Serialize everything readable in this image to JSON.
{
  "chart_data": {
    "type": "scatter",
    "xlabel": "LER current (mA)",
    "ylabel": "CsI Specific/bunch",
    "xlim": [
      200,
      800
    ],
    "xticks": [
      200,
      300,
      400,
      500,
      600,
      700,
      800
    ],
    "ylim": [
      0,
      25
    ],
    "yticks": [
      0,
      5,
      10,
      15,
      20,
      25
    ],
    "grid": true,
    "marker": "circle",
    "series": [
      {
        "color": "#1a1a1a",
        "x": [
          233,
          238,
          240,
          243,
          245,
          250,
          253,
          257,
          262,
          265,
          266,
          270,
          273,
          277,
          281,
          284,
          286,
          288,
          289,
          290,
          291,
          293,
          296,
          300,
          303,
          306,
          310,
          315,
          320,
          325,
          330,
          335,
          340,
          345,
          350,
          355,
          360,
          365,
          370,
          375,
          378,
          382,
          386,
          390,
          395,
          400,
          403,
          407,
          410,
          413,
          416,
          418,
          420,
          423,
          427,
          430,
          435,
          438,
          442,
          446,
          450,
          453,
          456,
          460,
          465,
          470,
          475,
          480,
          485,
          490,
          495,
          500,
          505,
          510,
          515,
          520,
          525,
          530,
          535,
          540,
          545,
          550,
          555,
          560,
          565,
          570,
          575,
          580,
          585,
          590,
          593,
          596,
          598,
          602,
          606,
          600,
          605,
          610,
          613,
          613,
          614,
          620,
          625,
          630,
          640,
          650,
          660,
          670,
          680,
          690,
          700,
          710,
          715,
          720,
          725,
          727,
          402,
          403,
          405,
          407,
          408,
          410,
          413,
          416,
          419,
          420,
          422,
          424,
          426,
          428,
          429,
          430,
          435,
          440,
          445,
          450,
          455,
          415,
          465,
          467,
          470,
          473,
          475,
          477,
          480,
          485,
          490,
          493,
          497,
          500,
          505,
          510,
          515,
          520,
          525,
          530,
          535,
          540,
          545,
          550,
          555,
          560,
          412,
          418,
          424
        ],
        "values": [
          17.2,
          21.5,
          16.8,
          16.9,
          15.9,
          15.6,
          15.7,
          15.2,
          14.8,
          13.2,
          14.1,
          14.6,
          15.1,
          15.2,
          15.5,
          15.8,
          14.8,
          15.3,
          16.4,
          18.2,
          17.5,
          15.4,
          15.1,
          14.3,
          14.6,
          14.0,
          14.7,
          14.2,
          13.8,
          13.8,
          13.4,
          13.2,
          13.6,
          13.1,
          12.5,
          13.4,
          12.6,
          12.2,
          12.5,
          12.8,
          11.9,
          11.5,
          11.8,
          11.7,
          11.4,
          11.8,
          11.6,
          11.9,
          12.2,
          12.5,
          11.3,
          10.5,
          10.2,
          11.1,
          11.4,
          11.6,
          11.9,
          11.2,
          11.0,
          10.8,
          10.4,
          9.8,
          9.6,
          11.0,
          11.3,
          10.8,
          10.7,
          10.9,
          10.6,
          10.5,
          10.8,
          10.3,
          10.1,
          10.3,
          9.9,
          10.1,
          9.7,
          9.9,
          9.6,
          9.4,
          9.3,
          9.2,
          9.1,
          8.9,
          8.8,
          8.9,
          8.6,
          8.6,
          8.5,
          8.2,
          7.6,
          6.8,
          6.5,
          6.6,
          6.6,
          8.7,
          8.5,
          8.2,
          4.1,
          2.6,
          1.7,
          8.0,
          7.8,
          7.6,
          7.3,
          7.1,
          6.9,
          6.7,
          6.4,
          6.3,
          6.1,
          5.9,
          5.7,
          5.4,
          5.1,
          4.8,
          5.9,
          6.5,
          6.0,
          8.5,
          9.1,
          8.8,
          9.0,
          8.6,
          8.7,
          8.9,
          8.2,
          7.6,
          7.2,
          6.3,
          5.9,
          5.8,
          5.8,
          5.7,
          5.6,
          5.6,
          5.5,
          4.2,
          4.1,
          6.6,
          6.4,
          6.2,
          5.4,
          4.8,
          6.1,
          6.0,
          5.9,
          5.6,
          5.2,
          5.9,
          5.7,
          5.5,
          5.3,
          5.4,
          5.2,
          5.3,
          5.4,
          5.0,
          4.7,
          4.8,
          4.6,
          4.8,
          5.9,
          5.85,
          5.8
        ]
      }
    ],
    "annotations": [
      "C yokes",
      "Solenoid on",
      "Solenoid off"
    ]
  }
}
- - - - - - -
* [Work to be completed]:
Reproduce the material above, every line of it, exactly.

* [Output for this exercise]:
Serialize everything readable in this image to JSON.
{
  "chart_data": {
    "type": "scatter",
    "xlabel": "LER current (mA)",
    "ylabel": "CsI Specific/bunch",
    "xlim": [
      200,
      800
    ],
    "xticks": [
      200,
      300,
      400,
      500,
      600,
      700,
      800
    ],
    "ylim": [
      0,
      25
    ],
    "yticks": [
      0,
      5,
      10,
      15,
      20,
      25
    ],
    "grid": true,
    "marker": "circle",
    "series": [
      {
        "color": "#1a1a1a",
        "x": [
          233,
          238,
          240,
          243,
          245,
          250,
          253,
          257,
          262,
          265,
          266,
          270,
          273,
          277,
          281,
          284,
          286,
          288,
          289,
          290,
          291,
          293,
          296,
          300,
          303,
          306,
          310,
          315,
          320,
          325,
          330,
          335,
          340,
          345,
          350,
          355,
          360,
          365,
          370,
          375,
          378,
          382,
          386,
          390,
          395,
          400,
          403,
          407,
          410,
          413,
          416,
          418,
          420,
          423,
          427,
          430,
          435,
          438,
          442,
          446,
          450,
          453,
          456,
          460,
          465,
          470,
          475,
          480,
          485,
          490,
          495,
          500,
          505,
          510,
          515,
          520,
          525,
          530,
          535,
          540,
          545,
          550,
          555,
          560,
          565,
          570,
          575,
          580,
          585,
          590,
          593,
          596,
          598,
          602,
          606,
          600,
          605,
          610,
          613,
          613,
          614,
          620,
          625,
          630,
          640,
          650,
          660,
          670,
          680,
          690,
          700,
          710,
          715,
          720,
          725,
          727,
          402,
          403,
          405,
          407,
          408,
          410,
          413,
          416,
          419,
          420,
          422,
          424,
          426,
          428,
          429,
          430,
          435,
          440,
          445,
          450,
          455,
          415,
          465,
          467,
          470,
          473,
          475,
          477,
          480,
          485,
          490,
          493,
          497,
          500,
          505,
          510,
          515,
          520,
          525,
          530,
          535,
          540,
          545,
          550,
          555,
          560,
          412,
          418,
          424
        ],
        "values": [
          17.2,
          21.5,
          16.8,
          16.9,
          15.9,
          15.6,
          15.7,
          15.2,
          14.8,
          13.2,
          14.1,
          14.6,
          15.1,
          15.2,
          15.5,
          15.8,
          14.8,
          15.3,
          16.4,
          18.2,
          17.5,
          15.4,
          15.1,
          14.3,
          14.6,
          14.0,
          14.7,
          14.2,
          13.8,
          13.8,
          13.4,
          13.2,
          13.6,
          13.1,
          12.5,
          13.4,
          12.6,
          12.2,
          12.5,
          12.8,
          11.9,
          11.5,
          11.8,
          11.7,
          11.4,
          11.8,
          11.6,
          11.9,
          12.2,
          12.5,
          11.3,
          10.5,
          10.2,
          11.1,
          11.4,
          11.6,
          11.9,
          11.2,
          11.0,
          10.8,
          10.4,
          9.8,
          9.6,
          11.0,
          11.3,
          10.8,
          10.7,
          10.9,
          10.6,
          10.5,
          10.8,
          10.3,
          10.1,
          10.3,
          9.9,
          10.1,
          9.7,
          9.9,
          9.6,
          9.4,
          9.3,
          9.2,
          9.1,
          8.9,
          8.8,
          8.9,
          8.6,
          8.6,
          8.5,
          8.2,
          7.6,
          6.8,
          6.5,
          6.6,
          6.6,
          8.7,
          8.5,
          8.2,
          4.1,
          2.6,
          1.7,
          8.0,
          7.8,
          7.6,
          7.3,
          7.1,
          6.9,
          6.7,
          6.4,
          6.3,
          6.1,
          5.9,
          5.7,
          5.4,
          5.1,
          4.8,
          5.9,
          6.5,
          6.0,
          8.5,
          9.1,
          8.8,
          9.0,
          8.6,
          8.7,
          8.9,
          8.2,
          7.6,
          7.2,
          6.3,
          5.9,
          5.8,
          5.8,
          5.7,
          5.6,
          5.6,
          5.5,
          4.2,
          4.1,
          6.6,
          6.4,
          6.2,
          5.4,
          4.8,
          6.1,
          6.0,
          5.9,
          5.6,
          5.2,
          5.9,
          5.7,
          5.5,
          5.3,
          5.4,
          5.2,
          5.3,
          5.4,
          5.0,
          4.7,
          4.8,
          4.6,
          4.8,
          5.9,
          5.85,
          5.8
        ]
      }
    ],
    "annotations": [
      "C yokes",
      "Solenoid on",
      "Solenoid off"
    ]
  }
}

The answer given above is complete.